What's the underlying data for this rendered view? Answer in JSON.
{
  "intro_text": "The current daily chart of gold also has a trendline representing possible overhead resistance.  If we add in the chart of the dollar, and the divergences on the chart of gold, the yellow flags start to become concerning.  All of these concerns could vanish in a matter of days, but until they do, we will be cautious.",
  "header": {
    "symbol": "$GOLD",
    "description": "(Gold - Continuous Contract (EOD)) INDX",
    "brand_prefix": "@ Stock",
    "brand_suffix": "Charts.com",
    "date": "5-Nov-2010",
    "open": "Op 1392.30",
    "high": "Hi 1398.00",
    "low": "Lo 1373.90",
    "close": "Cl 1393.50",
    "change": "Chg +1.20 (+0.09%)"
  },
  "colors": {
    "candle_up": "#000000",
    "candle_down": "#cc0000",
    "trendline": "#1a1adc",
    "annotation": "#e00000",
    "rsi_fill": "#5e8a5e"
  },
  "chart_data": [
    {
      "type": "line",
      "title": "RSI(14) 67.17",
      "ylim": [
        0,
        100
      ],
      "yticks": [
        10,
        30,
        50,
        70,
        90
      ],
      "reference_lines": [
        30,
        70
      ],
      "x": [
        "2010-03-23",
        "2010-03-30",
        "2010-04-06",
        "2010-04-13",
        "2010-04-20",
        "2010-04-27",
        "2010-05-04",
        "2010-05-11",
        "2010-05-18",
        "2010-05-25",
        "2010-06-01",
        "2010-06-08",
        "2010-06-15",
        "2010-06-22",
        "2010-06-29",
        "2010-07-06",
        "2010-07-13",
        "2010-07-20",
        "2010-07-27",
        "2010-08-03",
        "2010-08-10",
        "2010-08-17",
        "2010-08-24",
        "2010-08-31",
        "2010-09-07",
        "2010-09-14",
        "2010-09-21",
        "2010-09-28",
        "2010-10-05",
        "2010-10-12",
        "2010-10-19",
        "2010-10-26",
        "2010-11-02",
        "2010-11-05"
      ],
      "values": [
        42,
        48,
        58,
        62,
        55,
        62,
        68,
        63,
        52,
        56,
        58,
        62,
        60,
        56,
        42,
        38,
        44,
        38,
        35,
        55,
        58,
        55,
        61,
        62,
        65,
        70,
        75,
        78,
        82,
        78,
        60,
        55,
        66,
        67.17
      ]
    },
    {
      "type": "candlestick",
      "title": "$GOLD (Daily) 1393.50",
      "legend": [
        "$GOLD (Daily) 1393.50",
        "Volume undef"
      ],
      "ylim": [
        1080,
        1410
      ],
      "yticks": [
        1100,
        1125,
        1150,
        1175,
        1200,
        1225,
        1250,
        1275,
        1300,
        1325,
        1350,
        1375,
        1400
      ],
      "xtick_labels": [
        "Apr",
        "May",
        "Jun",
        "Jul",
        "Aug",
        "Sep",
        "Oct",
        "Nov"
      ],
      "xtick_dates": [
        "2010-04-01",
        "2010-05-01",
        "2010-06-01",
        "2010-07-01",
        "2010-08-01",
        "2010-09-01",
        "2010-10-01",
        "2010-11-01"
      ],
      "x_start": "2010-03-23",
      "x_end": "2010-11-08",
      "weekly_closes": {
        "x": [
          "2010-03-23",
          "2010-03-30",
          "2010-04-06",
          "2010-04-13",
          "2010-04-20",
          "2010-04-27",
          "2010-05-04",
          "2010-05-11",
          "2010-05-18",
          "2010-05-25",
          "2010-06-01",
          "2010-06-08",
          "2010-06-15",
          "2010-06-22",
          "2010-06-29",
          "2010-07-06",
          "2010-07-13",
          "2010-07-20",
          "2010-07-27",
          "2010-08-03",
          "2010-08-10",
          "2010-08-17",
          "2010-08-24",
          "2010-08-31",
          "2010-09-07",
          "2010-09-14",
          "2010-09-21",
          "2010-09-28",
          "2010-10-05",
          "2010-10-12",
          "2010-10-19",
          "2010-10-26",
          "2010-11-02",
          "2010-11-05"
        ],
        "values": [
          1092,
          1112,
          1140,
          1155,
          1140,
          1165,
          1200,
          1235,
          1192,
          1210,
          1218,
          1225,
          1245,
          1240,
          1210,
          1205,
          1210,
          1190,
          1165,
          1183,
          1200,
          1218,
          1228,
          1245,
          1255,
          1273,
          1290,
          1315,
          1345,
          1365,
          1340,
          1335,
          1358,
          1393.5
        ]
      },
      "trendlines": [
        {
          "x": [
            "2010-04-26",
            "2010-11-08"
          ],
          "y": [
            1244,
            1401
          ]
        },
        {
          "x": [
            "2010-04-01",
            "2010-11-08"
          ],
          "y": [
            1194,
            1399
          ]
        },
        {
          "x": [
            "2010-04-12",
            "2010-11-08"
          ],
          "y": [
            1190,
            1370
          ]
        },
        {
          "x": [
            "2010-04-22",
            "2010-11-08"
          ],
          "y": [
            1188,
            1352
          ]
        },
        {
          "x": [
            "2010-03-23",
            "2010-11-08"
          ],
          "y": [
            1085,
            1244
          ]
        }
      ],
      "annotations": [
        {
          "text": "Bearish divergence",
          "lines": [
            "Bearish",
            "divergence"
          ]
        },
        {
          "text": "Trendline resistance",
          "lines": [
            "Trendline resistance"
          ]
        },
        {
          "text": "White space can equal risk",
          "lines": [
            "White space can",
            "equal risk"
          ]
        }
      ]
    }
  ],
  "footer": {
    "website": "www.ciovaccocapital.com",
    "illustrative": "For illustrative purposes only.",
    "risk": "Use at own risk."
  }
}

• _GIVEN PROBLEM_:
Produce an exact copy of every entry above.

• _RESULT BELOW_:
What's the underlying data for this rendered view? Answer in JSON.
{
  "intro_text": "The current daily chart of gold also has a trendline representing possible overhead resistance.  If we add in the chart of the dollar, and the divergences on the chart of gold, the yellow flags start to become concerning.  All of these concerns could vanish in a matter of days, but until they do, we will be cautious.",
  "header": {
    "symbol": "$GOLD",
    "description": "(Gold - Continuous Contract (EOD)) INDX",
    "brand_prefix": "@ Stock",
    "brand_suffix": "Charts.com",
    "date": "5-Nov-2010",
    "open": "Op 1392.30",
    "high": "Hi 1398.00",
    "low": "Lo 1373.90",
    "close": "Cl 1393.50",
    "change": "Chg +1.20 (+0.09%)"
  },
  "colors": {
    "candle_up": "#000000",
    "candle_down": "#cc0000",
    "trendline": "#1a1adc",
    "annotation": "#e00000",
    "rsi_fill": "#5e8a5e"
  },
  "chart_data": [
    {
      "type": "line",
      "title": "RSI(14) 67.17",
      "ylim": [
        0,
        100
      ],
      "yticks": [
        10,
        30,
        50,
        70,
        90
      ],
      "reference_lines": [
        30,
        70
      ],
      "x": [
        "2010-03-23",
        "2010-03-30",
        "2010-04-06",
        "2010-04-13",
        "2010-04-20",
        "2010-04-27",
        "2010-05-04",
        "2010-05-11",
        "2010-05-18",
        "2010-05-25",
        "2010-06-01",
        "2010-06-08",
        "2010-06-15",
        "2010-06-22",
        "2010-06-29",
        "2010-07-06",
        "2010-07-13",
        "2010-07-20",
        "2010-07-27",
        "2010-08-03",
        "2010-08-10",
        "2010-08-17",
        "2010-08-24",
        "2010-08-31",
        "2010-09-07",
        "2010-09-14",
        "2010-09-21",
        "2010-09-28",
        "2010-10-05",
        "2010-10-12",
        "2010-10-19",
        "2010-10-26",
        "2010-11-02",
        "2010-11-05"
      ],
      "values": [
        42,
        48,
        58,
        62,
        55,
        62,
        68,
        63,
        52,
        56,
        58,
        62,
        60,
        56,
        42,
        38,
        44,
        38,
        35,
        55,
        58,
        55,
        61,
        62,
        65,
        70,
        75,
        78,
        82,
        78,
        60,
        55,
        66,
        67.17
      ]
    },
    {
      "type": "candlestick",
      "title": "$GOLD (Daily) 1393.50",
      "legend": [
        "$GOLD (Daily) 1393.50",
        "Volume undef"
      ],
      "ylim": [
        1080,
        1410
      ],
      "yticks": [
        1100,
        1125,
        1150,
        1175,
        1200,
        1225,
        1250,
        1275,
        1300,
        1325,
        1350,
        1375,
        1400
      ],
      "xtick_labels": [
        "Apr",
        "May",
        "Jun",
        "Jul",
        "Aug",
        "Sep",
        "Oct",
        "Nov"
      ],
      "xtick_dates": [
        "2010-04-01",
        "2010-05-01",
        "2010-06-01",
        "2010-07-01",
        "2010-08-01",
        "2010-09-01",
        "2010-10-01",
        "2010-11-01"
      ],
      "x_start": "2010-03-23",
      "x_end": "2010-11-08",
      "weekly_closes": {
        "x": [
          "2010-03-23",
          "2010-03-30",
          "2010-04-06",
          "2010-04-13",
          "2010-04-20",
          "2010-04-27",
          "2010-05-04",
          "2010-05-11",
          "2010-05-18",
          "2010-05-25",
          "2010-06-01",
          "2010-06-08",
          "2010-06-15",
          "2010-06-22",
          "2010-06-29",
          "2010-07-06",
          "2010-07-13",
          "2010-07-20",
          "2010-07-27",
          "2010-08-03",
          "2010-08-10",
          "2010-08-17",
          "2010-08-24",
          "2010-08-31",
          "2010-09-07",
          "2010-09-14",
          "2010-09-21",
          "2010-09-28",
          "2010-10-05",
          "2010-10-12",
          "2010-10-19",
          "2010-10-26",
          "2010-11-02",
          "2010-11-05"
        ],
        "values": [
          1092,
          1112,
          1140,
          1155,
          1140,
          1165,
          1200,
          1235,
          1192,
          1210,
          1218,
          1225,
          1245,
          1240,
          1210,
          1205,
          1210,
          1190,
          1165,
          1183,
          1200,
          1218,
          1228,
          1245,
          1255,
          1273,
          1290,
          1315,
          1345,
          1365,
          1340,
          1335,
          1358,
          1393.5
        ]
      },
      "trendlines": [
        {
          "x": [
            "2010-04-26",
            "2010-11-08"
          ],
          "y": [
            1244,
            1401
          ]
        },
        {
          "x": [
            "2010-04-01",
            "2010-11-08"
          ],
          "y": [
            1194,
            1399
          ]
        },
        {
          "x": [
            "2010-04-12",
            "2010-11-08"
          ],
          "y": [
            1190,
            1370
          ]
        },
        {
          "x": [
            "2010-04-22",
            "2010-11-08"
          ],
          "y": [
            1188,
            1352
          ]
        },
        {
          "x": [
            "2010-03-23",
            "2010-11-08"
          ],
          "y": [
            1085,
            1244
          ]
        }
      ],
      "annotations": [
        {
          "text": "Bearish divergence",
          "lines": [
            "Bearish",
            "divergence"
          ]
        },
        {
          "text": "Trendline resistance",
          "lines": [
            "Trendline resistance"
          ]
        },
        {
          "text": "White space can equal risk",
          "lines": [
            "White space can",
            "equal risk"
          ]
        }
      ]
    }
  ],
  "footer": {
    "website": "www.ciovaccocapital.com",
    "illustrative": "For illustrative purposes only.",
    "risk": "Use at own risk."
  }
}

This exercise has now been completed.